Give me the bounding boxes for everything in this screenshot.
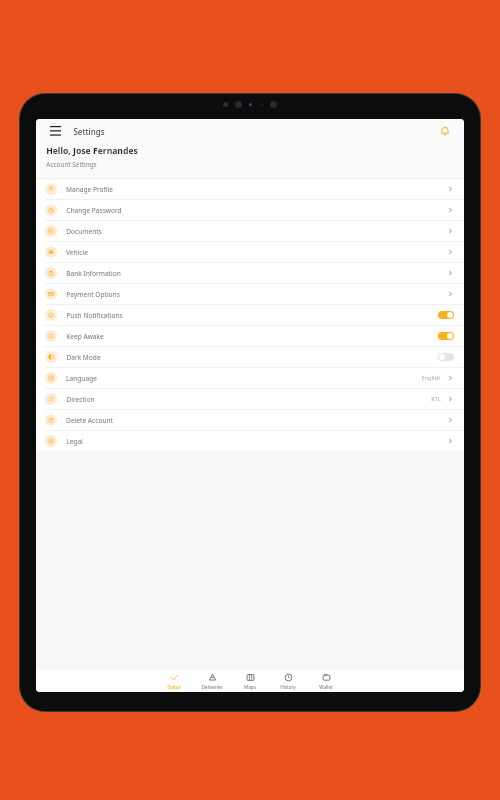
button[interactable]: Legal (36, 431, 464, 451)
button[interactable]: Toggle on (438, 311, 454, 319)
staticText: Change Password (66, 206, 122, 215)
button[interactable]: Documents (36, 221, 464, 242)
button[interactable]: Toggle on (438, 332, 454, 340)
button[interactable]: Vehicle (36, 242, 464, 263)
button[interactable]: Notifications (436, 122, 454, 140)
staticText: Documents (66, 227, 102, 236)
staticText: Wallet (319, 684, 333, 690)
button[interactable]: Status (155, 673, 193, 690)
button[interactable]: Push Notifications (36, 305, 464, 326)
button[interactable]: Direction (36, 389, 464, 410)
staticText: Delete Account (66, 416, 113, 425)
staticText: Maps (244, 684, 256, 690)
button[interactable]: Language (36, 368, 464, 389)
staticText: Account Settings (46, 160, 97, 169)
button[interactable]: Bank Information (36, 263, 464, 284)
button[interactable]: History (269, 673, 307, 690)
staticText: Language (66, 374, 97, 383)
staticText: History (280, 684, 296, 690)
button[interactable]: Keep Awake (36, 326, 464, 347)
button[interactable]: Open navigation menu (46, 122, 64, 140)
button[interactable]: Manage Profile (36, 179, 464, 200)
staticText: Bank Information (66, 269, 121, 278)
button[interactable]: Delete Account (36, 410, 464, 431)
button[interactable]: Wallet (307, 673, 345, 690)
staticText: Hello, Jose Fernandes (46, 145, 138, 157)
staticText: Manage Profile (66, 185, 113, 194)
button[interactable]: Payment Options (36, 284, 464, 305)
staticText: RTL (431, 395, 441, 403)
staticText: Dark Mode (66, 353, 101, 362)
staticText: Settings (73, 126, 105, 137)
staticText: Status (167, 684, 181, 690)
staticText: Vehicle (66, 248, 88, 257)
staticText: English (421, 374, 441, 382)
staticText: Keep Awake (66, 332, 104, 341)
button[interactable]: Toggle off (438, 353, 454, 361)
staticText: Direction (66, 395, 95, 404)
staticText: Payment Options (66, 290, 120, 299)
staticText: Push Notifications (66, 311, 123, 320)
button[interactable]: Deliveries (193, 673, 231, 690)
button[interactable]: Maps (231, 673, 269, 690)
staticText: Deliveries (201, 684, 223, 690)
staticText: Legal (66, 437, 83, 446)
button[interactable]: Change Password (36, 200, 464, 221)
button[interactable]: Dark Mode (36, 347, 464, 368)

************

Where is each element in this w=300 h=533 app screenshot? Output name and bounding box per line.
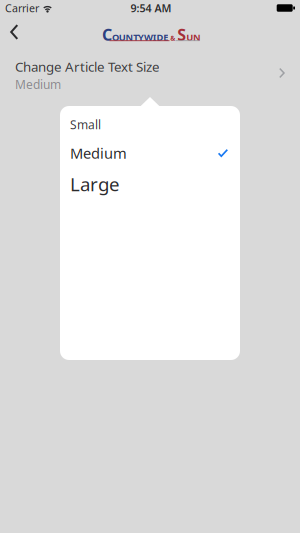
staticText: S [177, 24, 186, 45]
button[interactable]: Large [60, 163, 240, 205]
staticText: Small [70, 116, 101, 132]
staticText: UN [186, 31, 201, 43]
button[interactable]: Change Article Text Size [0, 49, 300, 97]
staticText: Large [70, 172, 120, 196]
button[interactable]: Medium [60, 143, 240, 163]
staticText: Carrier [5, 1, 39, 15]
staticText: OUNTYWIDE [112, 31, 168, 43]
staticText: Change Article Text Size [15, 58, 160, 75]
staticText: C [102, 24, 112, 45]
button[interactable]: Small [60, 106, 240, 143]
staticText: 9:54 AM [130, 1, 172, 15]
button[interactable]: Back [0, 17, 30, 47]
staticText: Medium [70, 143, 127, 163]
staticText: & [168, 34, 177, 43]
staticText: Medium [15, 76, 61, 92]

************

Aim of the task - Please report every line in the rows above that holds the string "Direction", copying each one in full.

Output -
button[interactable]: Direction (36, 389, 464, 410)
staticText: Direction (66, 395, 95, 404)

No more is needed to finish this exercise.